REQUEST: Examine the records and identify each line that includes the string "image". Copy those lines.

GIVEN RECORDS:
= = = = = = =

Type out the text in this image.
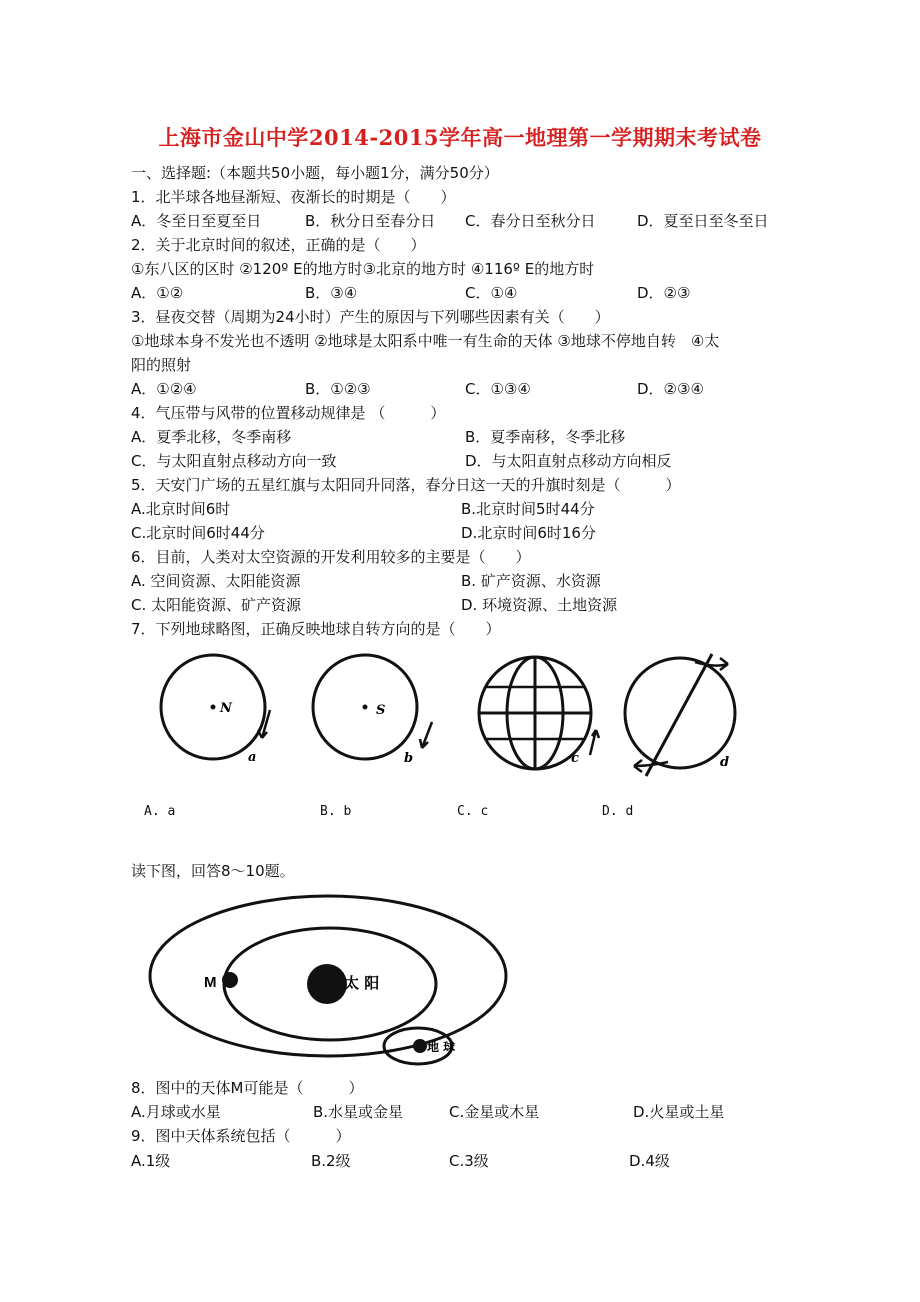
上海市金山中学2014-2015学年高一地理第一学期期末考试卷
一、选择题:（本题共50小题，每小题1分，满分50分）
1．北半球各地昼渐短、夜渐长的时期是（　　）
A．冬至日至夏至日	B．秋分日至春分日 C．春分日至秋分日	D．夏至日至冬至日
2．关于北京时间的叙述，正确的是（　　）
①东八区的区时 ②120º E的地方时③北京的地方时 ④116º E的地方时
A．①②	B．③④	C．①④	D．②③
3．昼夜交替（周期为24小时）产生的原因与下列哪些因素有关（　　）
①地球本身不发光也不透明 ②地球是太阳系中唯一有生命的天体 ③地球不停地自转　④太
阳的照射
A．①②④	B．①②③	C．①③④	D．②③④
4．气压带与风带的位置移动规律是 （　　　）
A．夏季北移，冬季南移	B．夏季南移，冬季北移
C．与太阳直射点移动方向一致	D．与太阳直射点移动方向相反
5．天安门广场的五星红旗与太阳同升同落，春分日这一天的升旗时刻是（　　　）
A.北京时间6时	B.北京时间5时44分
C.北京时间6时44分	D.北京时间6时16分
6．目前，人类对太空资源的开发利用较多的主要是（　　）
A. 空间资源、太阳能资源	B. 矿产资源、水资源
C. 太阳能资源、矿产资源	D. 环境资源、土地资源
7．下列地球略图，正确反映地球自转方向的是（　　）
N
a
S
b	c	d
A. a	B. b	C. c	D. d
读下图，回答8～10题。
M	太 阳
地 球
8．图中的天体M可能是（　　　）
A.月球或水星	B.水星或金星	C.金星或木星	D.火星或土星
9．图中天体系统包括（　　　）
A.1级	B.2级	C.3级	D.4级
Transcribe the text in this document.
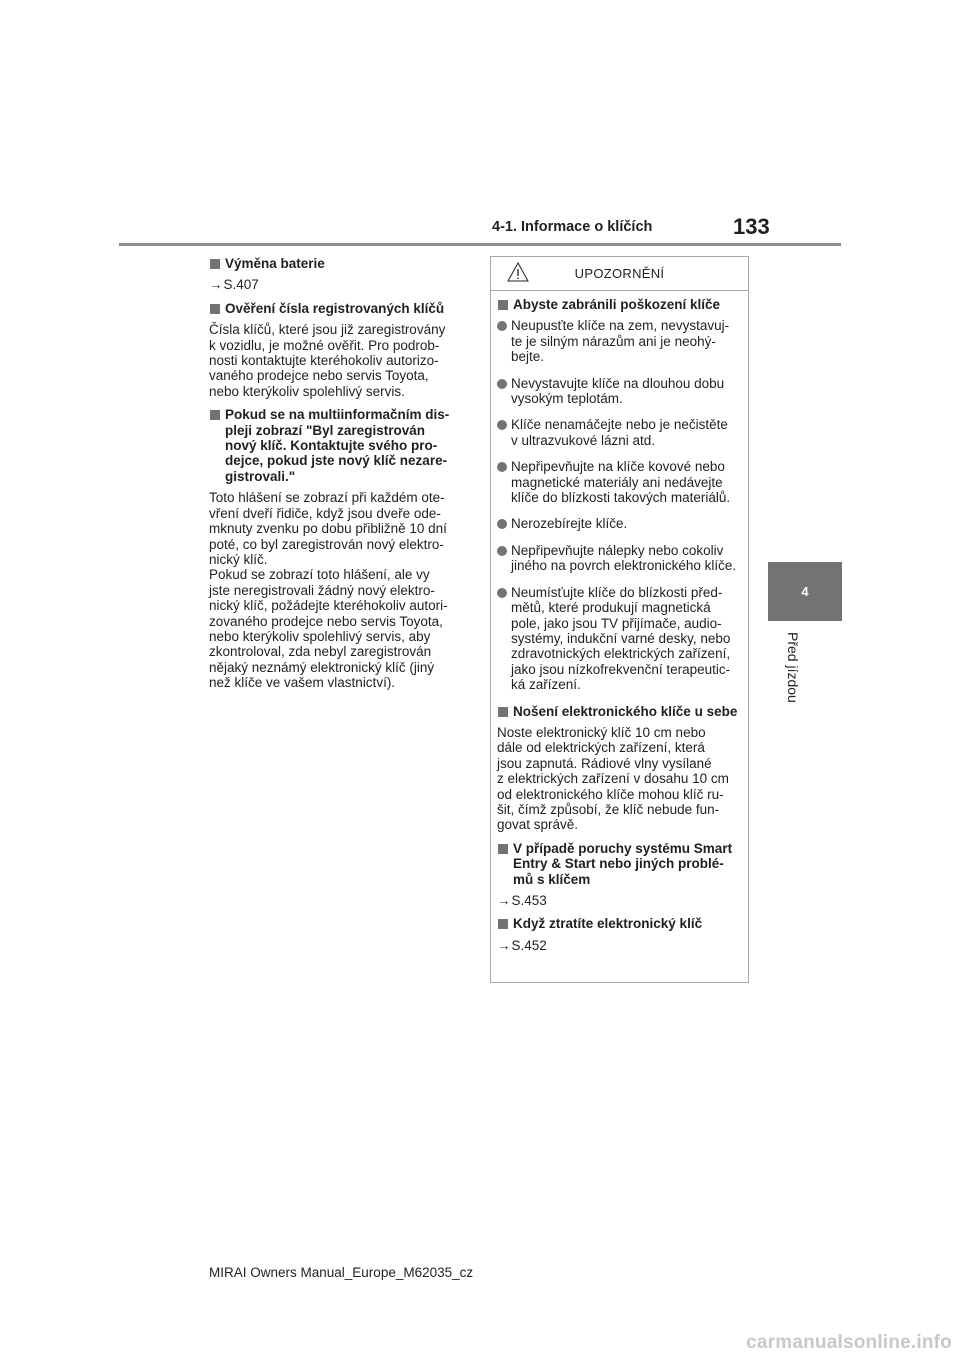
4-1. Informace o klíčích	133
4
Před jízdou
Výměna baterie
→S.407
Ověření čísla registrovaných klíčů
Čísla klíčů, které jsou již zaregistrovány
k vozidlu, je možné ověřit. Pro podrob-
nosti kontaktujte kteréhokoliv autorizo-
vaného prodejce nebo servis Toyota,
nebo kterýkoliv spolehlivý servis.
Pokud se na multiinformačním dis-
pleji zobrazí "Byl zaregistrován
nový klíč. Kontaktujte svého pro-
dejce, pokud jste nový klíč nezare-
gistrovali."
Toto hlášení se zobrazí při každém ote-
vření dveří řidiče, když jsou dveře ode-
mknuty zvenku po dobu přibližně 10 dní
poté, co byl zaregistrován nový elektro-
nický klíč.
Pokud se zobrazí toto hlášení, ale vy
jste neregistrovali žádný nový elektro-
nický klíč, požádejte kteréhokoliv autori-
zovaného prodejce nebo servis Toyota,
nebo kterýkoliv spolehlivý servis, aby
zkontroloval, zda nebyl zaregistrován
nějaký neznámý elektronický klíč (jiný
než klíče ve vašem vlastnictví).
UPOZORNĚNÍ
Abyste zabránili poškození klíče
Neupusťte klíče na zem, nevystavuj-
te je silným nárazům ani je neohý-
bejte.
Nevystavujte klíče na dlouhou dobu
vysokým teplotám.
Klíče nenamáčejte nebo je nečistěte
v ultrazvukové lázni atd.
Nepřipevňujte na klíče kovové nebo
magnetické materiály ani nedávejte
klíče do blízkosti takových materiálů.
Nerozebírejte klíče.
Nepřipevňujte nálepky nebo cokoliv
jiného na povrch elektronického klíče.
Neumísťujte klíče do blízkosti před-
mětů, které produkují magnetická
pole, jako jsou TV přijímače, audio-
systémy, indukční varné desky, nebo
zdravotnických elektrických zařízení,
jako jsou nízkofrekvenční terapeutic-
ká zařízení.
Nošení elektronického klíče u sebe
Noste elektronický klíč 10 cm nebo
dále od elektrických zařízení, která
jsou zapnutá. Rádiové vlny vysílané
z elektrických zařízení v dosahu 10 cm
od elektronického klíče mohou klíč ru-
šit, čímž způsobí, že klíč nebude fun-
govat správě.
V případě poruchy systému Smart
Entry & Start nebo jiných problé-
mů s klíčem
→S.453
Když ztratíte elektronický klíč
→S.452
MIRAI Owners Manual_Europe_M62035_cz
carmanualsonline.info
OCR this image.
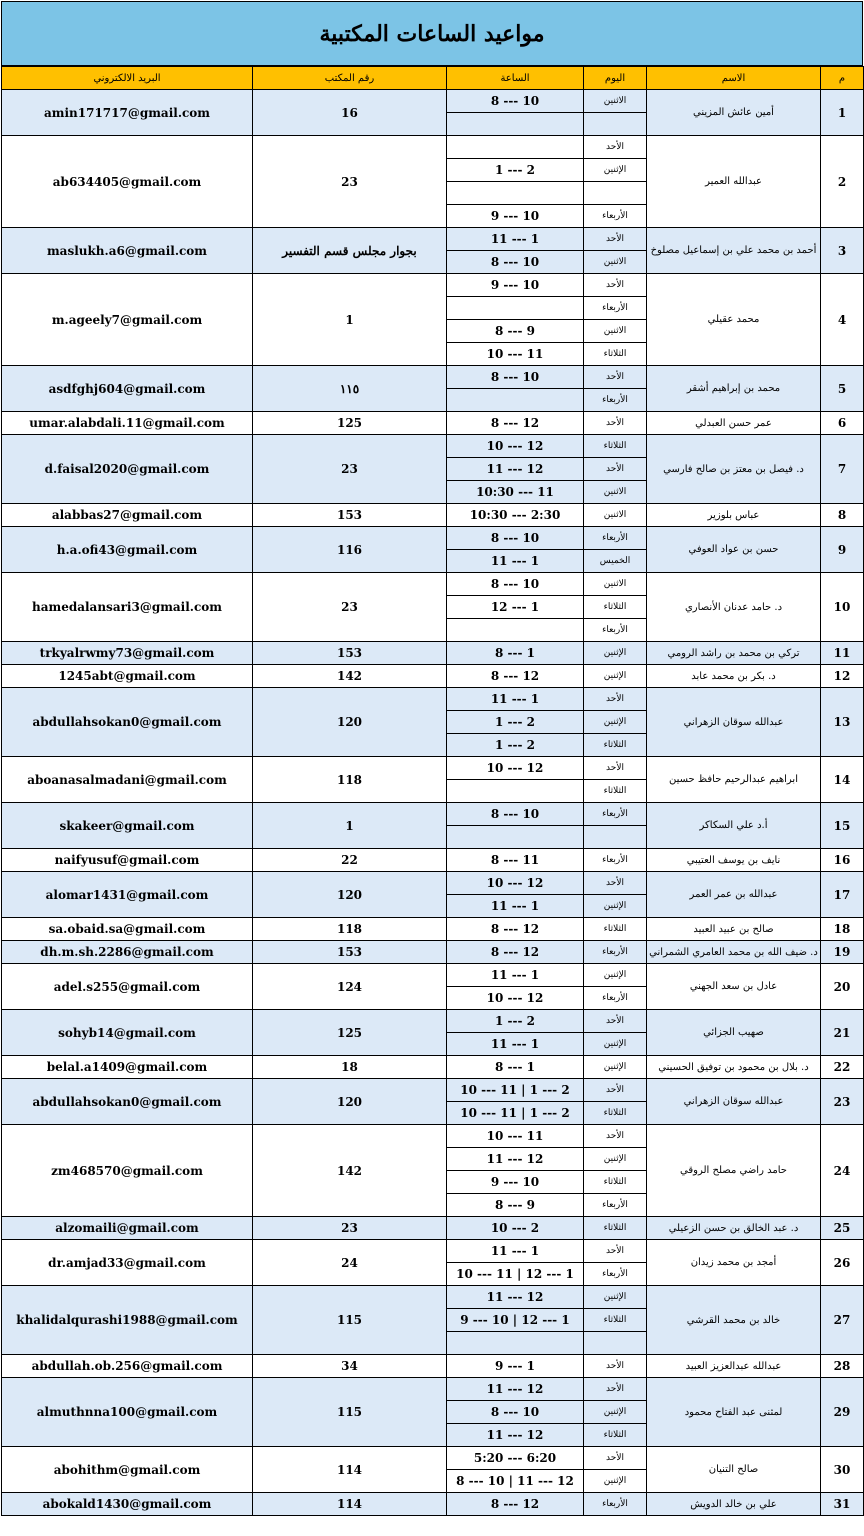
مواعيد الساعات المكتبية
البريد الالكتروني	رقم المكتب	الساعة	اليوم	الاسم	م
amin171717@gmail.com	16	8 --- 10	الاثنين	أمين عائش المزيني	1

ab634405@gmail.com	23		الأحد	عبدالله العمير	2
		1 --- 2	الإثنين		

		9 --- 10	الأربعاء		
maslukh.a6@gmail.com	بجوار مجلس قسم التفسير	11 --- 1	الأحد	أحمد بن محمد علي بن إسماعيل مصلوخ	3
		8 --- 10	الاثنين		
m.ageely7@gmail.com	1	9 --- 10	الأحد	محمد عقيلي	4
			الأربعاء		
		8 --- 9	الاثنين		
		10 --- 11	الثلاثاء		
asdfghj604@gmail.com	١١٥	8 --- 10	الأحد	محمد بن إبراهيم أشقر	5
			الأربعاء		
umar.alabdali.11@gmail.com	125	8 --- 12	الأحد	عمر حسن العبدلي	6
d.faisal2020@gmail.com	23	10 --- 12	الثلاثاء	د. فيصل بن معتز بن صالح فارسي	7
		11 --- 12	الأحد		
		10:30 --- 11	الاثنين		
alabbas27@gmail.com	153	10:30 --- 2:30	الاثنين	عباس بلوزير	8
h.a.ofi43@gmail.com	116	8 --- 10	الأربعاء	حسن بن عواد العوفي	9
		11 --- 1	الخميس		
hamedalansari3@gmail.com	23	8 --- 10	الاثنين	د. حامد عدنان الأنصاري	10
		12 --- 1	الثلاثاء		
			الأربعاء		
trkyalrwmy73@gmail.com	153	8 --- 1	الإثنين	تركي بن محمد بن راشد الرومي	11
1245abt@gmail.com	142	8 --- 12	الإثنين	د. بكر بن محمد عابد	12
abdullahsokan0@gmail.com	120	11 --- 1	الأحد	عبدالله سوقان الزهراني	13
		1 --- 2	الإثنين		
		1 --- 2	الثلاثاء		
aboanasalmadani@gmail.com	118	10 --- 12	الأحد	ابراهيم عبدالرحيم حافظ حسين	14
			الثلاثاء		
skakeer@gmail.com	1	8 --- 10	الأربعاء	أ.د علي السكاكر	15

naifyusuf@gmail.com	22	8 --- 11	الأربعاء	نايف بن يوسف العتيبي	16
alomar1431@gmail.com	120	10 --- 12	الأحد	عبدالله بن عمر العمر	17
		11 --- 1	الإثنين		
sa.obaid.sa@gmail.com	118	8 --- 12	الثلاثاء	صالح بن عبيد العبيد	18
dh.m.sh.2286@gmail.com	153	8 --- 12	الأربعاء	د. ضيف الله بن محمد العامري الشمراني	19
adel.s255@gmail.com	124	11 --- 1	الإثنين	عادل بن سعد الجهني	20
		10 --- 12	الأربعاء		
sohyb14@gmail.com	125	1 --- 2	الأحد	صهيب الجزائي	21
		11 --- 1	الإثنين		
belal.a1409@gmail.com	18	8 --- 1	الإثنين	د. بلال بن محمود بن توفيق الحسيني	22
abdullahsokan0@gmail.com	120	10 --- 11 | 1 --- 2	الأحد	عبدالله سوقان الزهراني	23
		10 --- 11 | 1 --- 2	الثلاثاء		
zm468570@gmail.com	142	10 --- 11	الأحد	حامد راضي مصلح الروقي	24
		11 --- 12	الإثنين		
		9 --- 10	الثلاثاء		
		8 --- 9	الأربعاء		
alzomaili@gmail.com	23	10 --- 2	الثلاثاء	د. عبد الخالق بن حسن الزعيلي	25
dr.amjad33@gmail.com	24	11 --- 1	الأحد	أمجد بن محمد زيدان	26
		10 --- 11 | 12 --- 1	الأربعاء		
khalidalqurashi1988@gmail.com	115	11 --- 12	الإثنين	خالد بن محمد القرشي	27
		9 --- 10 | 12 --- 1	الثلاثاء		

abdullah.ob.256@gmail.com	34	9 --- 1	الأحد	عبدالله عبدالعزيز العبيد	28
almuthnna100@gmail.com	115	11 --- 12	الأحد	لمثنى عبد الفتاح محمود	29
		8 --- 10	الإثنين		
		11 --- 12	الثلاثاء		
abohithm@gmail.com	114	5:20 --- 6:20	الأحد	صالح التنيان	30
		8 --- 10 | 11 --- 12	الإثنين		
abokald1430@gmail.com	114	8 --- 12	الأربعاء	علي بن خالد الدويش	31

= = = = = = =

WORKED SOLUTION:
Type out the text in this image.
OCR this image.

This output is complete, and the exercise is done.